Requirements
Every line that contains "this" counts once; give the total number of such lines, with no other words.

===== Provided records =====

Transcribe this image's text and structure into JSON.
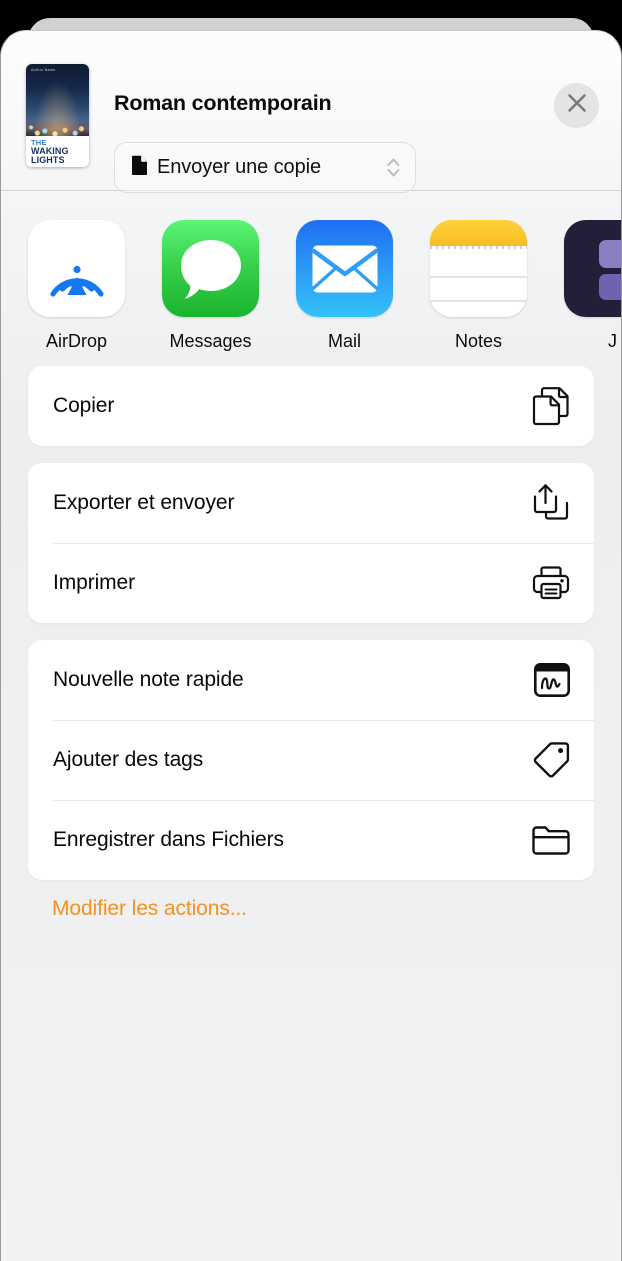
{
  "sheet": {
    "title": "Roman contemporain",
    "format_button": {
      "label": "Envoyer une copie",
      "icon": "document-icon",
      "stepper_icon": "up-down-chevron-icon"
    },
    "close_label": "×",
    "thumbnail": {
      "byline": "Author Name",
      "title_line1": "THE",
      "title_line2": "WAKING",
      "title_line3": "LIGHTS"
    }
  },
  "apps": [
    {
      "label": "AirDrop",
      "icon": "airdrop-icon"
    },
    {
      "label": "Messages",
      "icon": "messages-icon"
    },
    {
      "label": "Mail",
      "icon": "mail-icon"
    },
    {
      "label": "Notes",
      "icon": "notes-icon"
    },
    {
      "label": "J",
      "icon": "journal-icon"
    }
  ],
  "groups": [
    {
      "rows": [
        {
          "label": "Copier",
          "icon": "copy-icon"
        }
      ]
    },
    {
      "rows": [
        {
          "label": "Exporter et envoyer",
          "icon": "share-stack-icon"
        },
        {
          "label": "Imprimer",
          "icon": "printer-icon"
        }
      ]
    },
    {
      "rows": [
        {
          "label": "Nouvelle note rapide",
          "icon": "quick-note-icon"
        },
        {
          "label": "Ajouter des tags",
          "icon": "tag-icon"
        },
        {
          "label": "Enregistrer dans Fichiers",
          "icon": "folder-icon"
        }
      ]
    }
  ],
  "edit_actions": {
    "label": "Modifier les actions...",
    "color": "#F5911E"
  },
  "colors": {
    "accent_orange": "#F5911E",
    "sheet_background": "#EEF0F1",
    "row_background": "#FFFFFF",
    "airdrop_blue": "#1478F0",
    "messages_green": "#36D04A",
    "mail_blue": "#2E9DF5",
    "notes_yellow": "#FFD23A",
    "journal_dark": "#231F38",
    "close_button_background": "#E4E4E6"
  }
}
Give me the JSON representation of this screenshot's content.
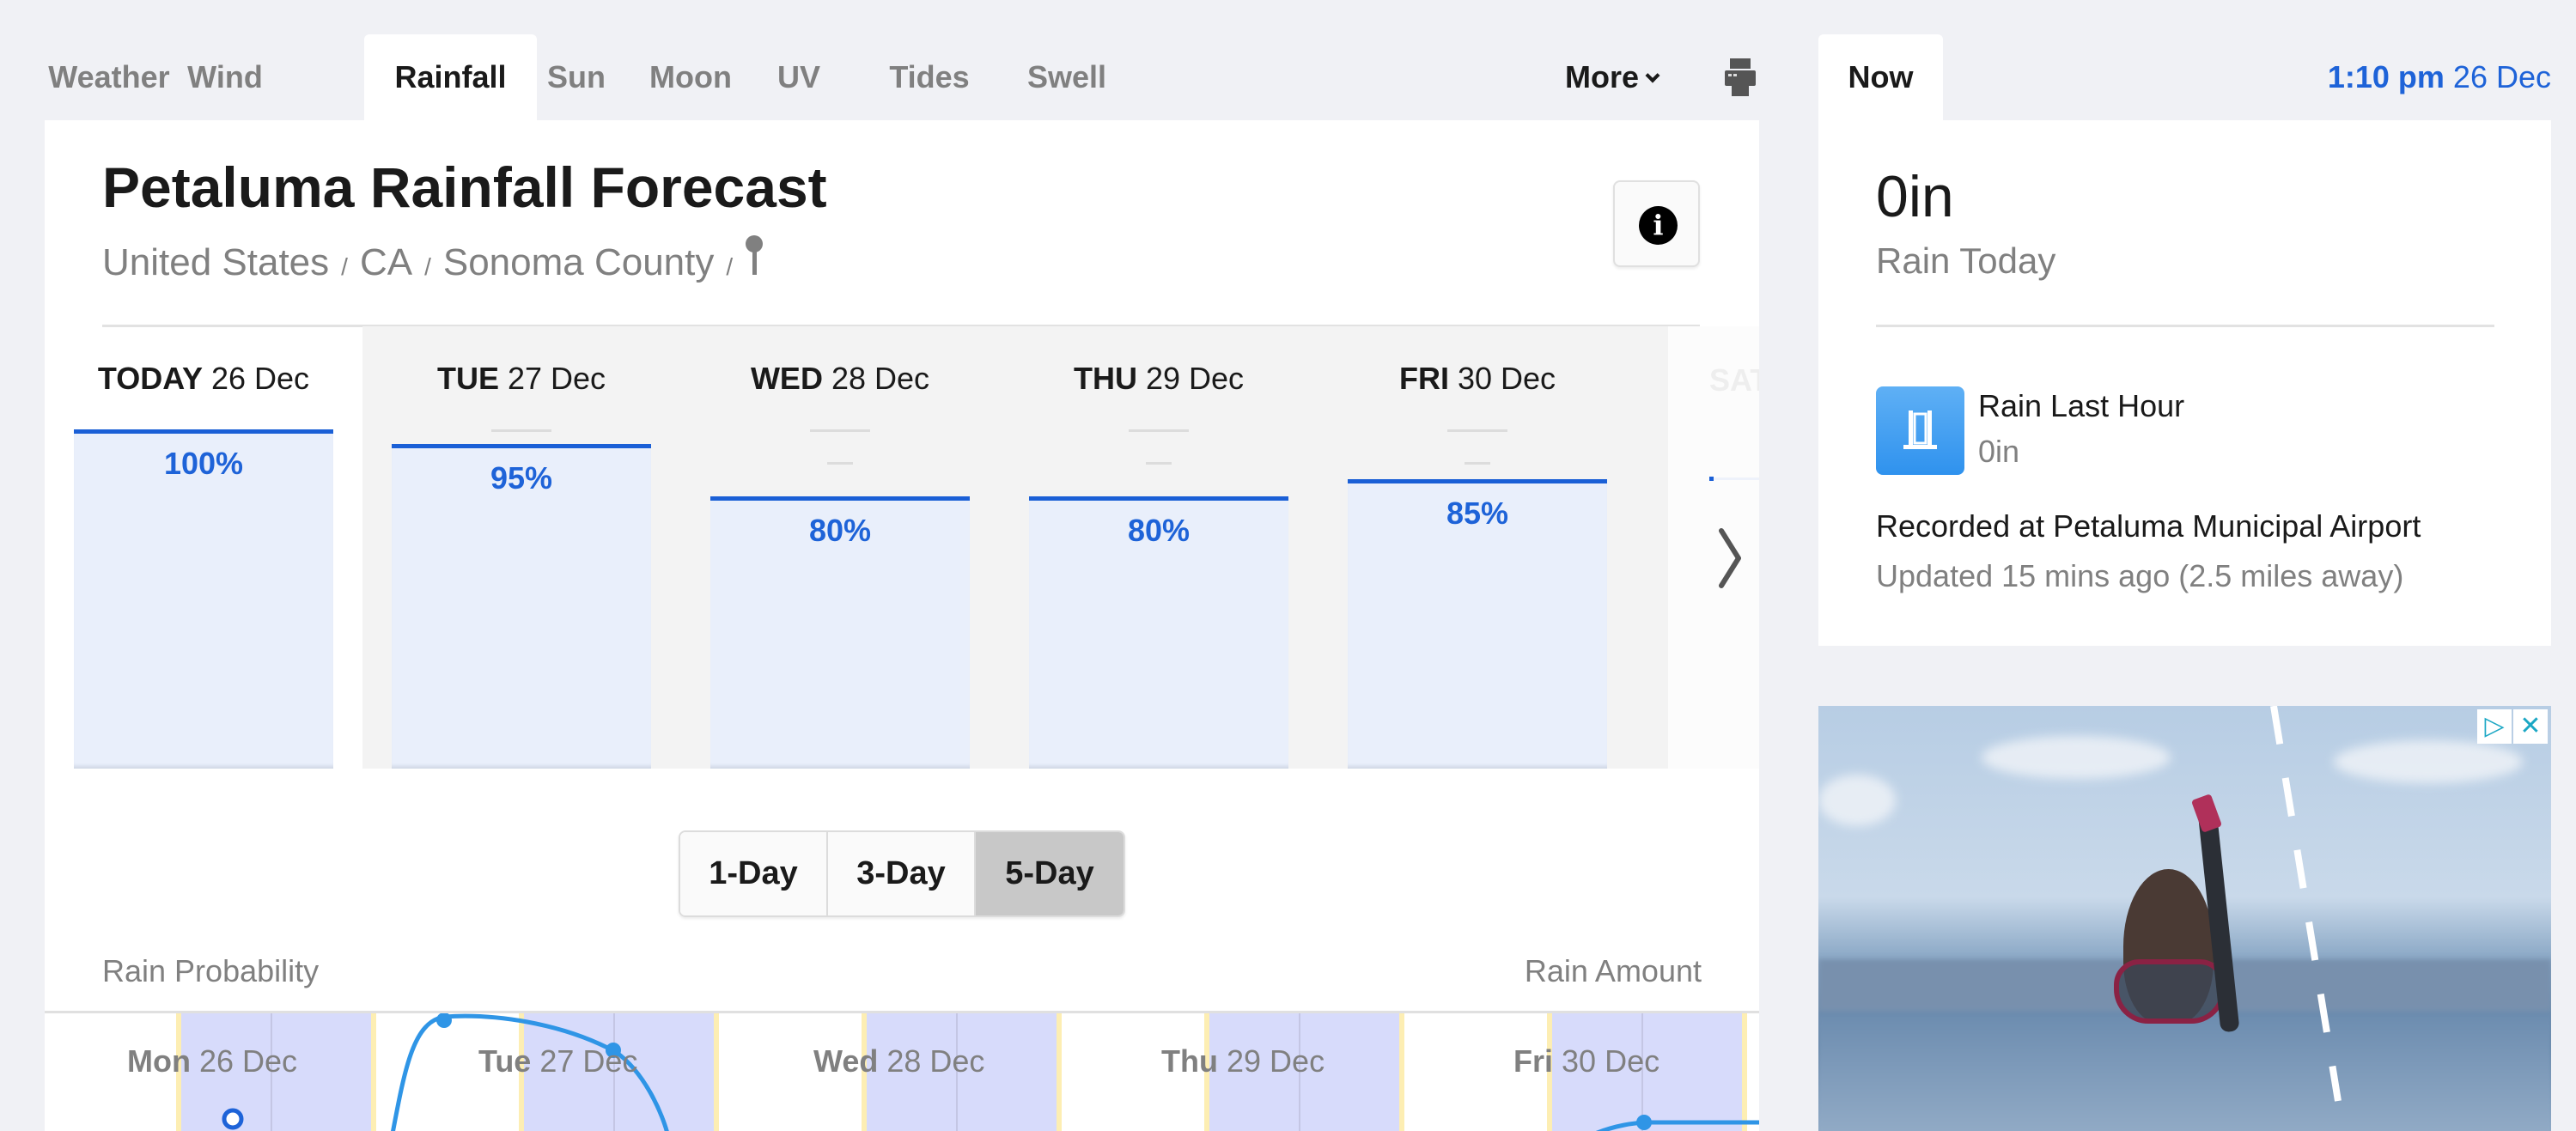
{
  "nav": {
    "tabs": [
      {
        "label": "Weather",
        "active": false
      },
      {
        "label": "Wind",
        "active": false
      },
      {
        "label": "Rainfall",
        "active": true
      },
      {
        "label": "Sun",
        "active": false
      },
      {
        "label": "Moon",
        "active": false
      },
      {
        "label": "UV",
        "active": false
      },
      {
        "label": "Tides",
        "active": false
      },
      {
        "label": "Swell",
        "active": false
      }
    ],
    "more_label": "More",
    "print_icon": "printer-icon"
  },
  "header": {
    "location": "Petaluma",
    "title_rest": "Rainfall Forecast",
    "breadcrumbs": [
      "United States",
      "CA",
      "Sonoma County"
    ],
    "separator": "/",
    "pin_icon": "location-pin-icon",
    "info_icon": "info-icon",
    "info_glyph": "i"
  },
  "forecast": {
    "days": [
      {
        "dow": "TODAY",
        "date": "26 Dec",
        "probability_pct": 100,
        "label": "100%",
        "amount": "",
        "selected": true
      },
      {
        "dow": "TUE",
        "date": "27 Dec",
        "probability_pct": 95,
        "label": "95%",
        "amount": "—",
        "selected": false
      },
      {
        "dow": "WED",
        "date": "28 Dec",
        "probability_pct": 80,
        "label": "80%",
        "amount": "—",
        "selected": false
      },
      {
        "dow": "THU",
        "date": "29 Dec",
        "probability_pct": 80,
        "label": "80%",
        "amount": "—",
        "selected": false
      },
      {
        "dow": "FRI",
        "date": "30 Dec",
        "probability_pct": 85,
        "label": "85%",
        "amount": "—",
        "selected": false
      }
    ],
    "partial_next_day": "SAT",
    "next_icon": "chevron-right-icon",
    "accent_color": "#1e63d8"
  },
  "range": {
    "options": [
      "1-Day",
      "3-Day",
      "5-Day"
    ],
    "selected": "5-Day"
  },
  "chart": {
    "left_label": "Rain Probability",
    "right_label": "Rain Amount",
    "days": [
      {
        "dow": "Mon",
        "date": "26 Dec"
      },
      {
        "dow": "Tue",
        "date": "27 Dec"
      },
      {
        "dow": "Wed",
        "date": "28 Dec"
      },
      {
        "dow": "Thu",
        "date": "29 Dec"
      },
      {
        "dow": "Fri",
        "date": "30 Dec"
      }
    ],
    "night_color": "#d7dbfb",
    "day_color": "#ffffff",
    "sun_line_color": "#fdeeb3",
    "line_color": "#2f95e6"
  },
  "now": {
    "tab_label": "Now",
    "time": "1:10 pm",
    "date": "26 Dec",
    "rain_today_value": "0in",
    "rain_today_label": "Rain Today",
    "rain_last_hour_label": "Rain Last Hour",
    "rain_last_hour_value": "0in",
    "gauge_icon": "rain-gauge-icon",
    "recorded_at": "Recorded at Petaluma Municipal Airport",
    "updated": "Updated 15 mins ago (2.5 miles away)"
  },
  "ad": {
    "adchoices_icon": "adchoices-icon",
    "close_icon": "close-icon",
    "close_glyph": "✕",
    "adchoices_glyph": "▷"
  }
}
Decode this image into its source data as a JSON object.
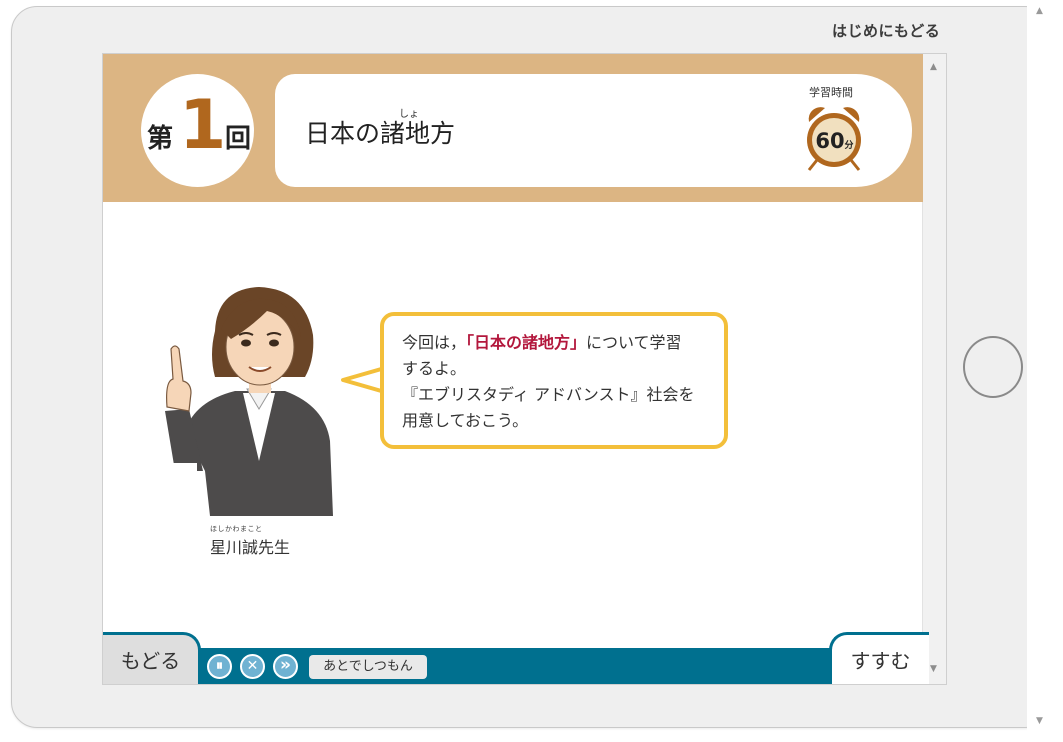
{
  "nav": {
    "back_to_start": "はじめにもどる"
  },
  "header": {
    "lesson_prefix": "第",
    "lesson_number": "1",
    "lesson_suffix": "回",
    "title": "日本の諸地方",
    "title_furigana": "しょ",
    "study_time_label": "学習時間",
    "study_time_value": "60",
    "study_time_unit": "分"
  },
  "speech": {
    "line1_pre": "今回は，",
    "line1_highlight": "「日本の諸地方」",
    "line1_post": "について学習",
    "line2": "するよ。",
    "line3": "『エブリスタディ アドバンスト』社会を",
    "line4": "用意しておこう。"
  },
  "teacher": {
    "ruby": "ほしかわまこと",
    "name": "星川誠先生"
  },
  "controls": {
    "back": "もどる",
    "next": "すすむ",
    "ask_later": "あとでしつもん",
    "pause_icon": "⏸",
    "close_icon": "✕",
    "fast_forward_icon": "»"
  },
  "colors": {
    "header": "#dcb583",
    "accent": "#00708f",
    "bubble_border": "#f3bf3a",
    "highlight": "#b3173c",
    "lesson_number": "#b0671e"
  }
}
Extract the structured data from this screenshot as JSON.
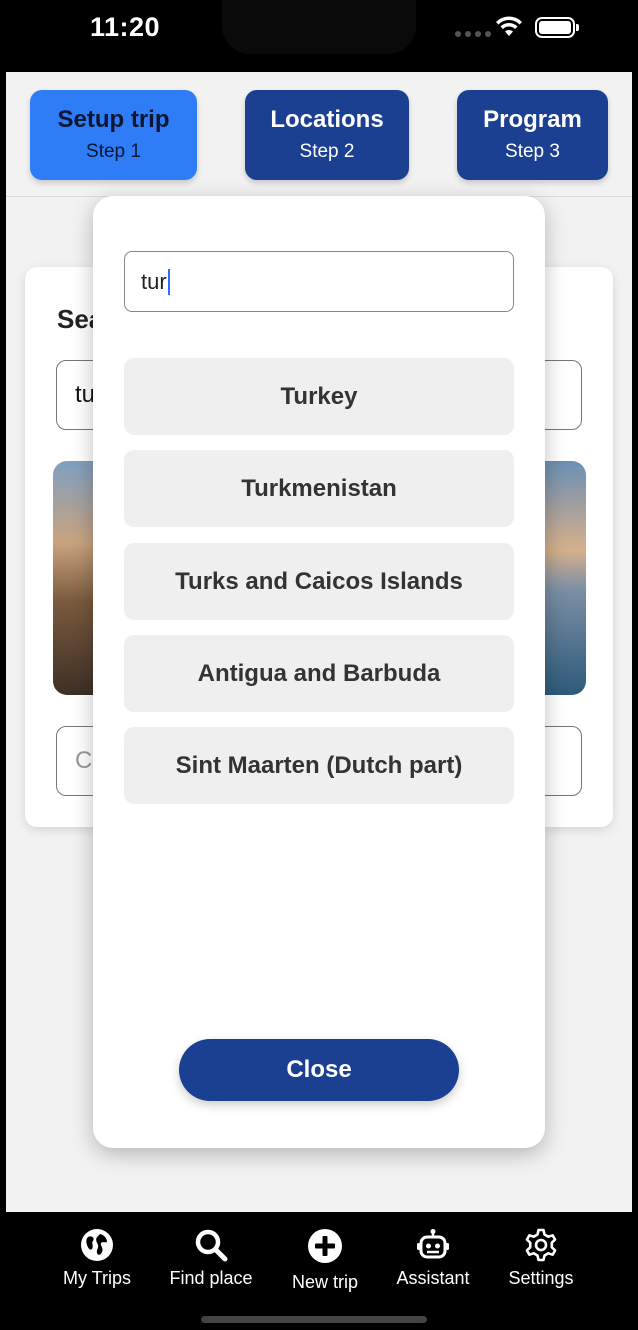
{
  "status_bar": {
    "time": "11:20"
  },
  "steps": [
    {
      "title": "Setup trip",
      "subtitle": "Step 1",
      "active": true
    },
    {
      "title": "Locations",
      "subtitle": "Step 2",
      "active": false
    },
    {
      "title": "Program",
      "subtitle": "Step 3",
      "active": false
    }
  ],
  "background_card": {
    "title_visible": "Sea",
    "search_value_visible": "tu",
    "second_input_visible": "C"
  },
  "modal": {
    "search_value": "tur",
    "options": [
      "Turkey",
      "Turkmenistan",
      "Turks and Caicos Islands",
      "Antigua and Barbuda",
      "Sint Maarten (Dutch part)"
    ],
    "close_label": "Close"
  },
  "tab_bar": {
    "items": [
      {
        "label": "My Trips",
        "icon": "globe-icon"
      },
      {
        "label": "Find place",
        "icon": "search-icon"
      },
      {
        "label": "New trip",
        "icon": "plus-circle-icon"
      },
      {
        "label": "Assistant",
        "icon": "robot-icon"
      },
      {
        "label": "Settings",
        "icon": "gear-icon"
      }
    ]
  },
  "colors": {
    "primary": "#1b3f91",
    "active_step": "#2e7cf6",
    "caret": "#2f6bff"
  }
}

=====

The response
4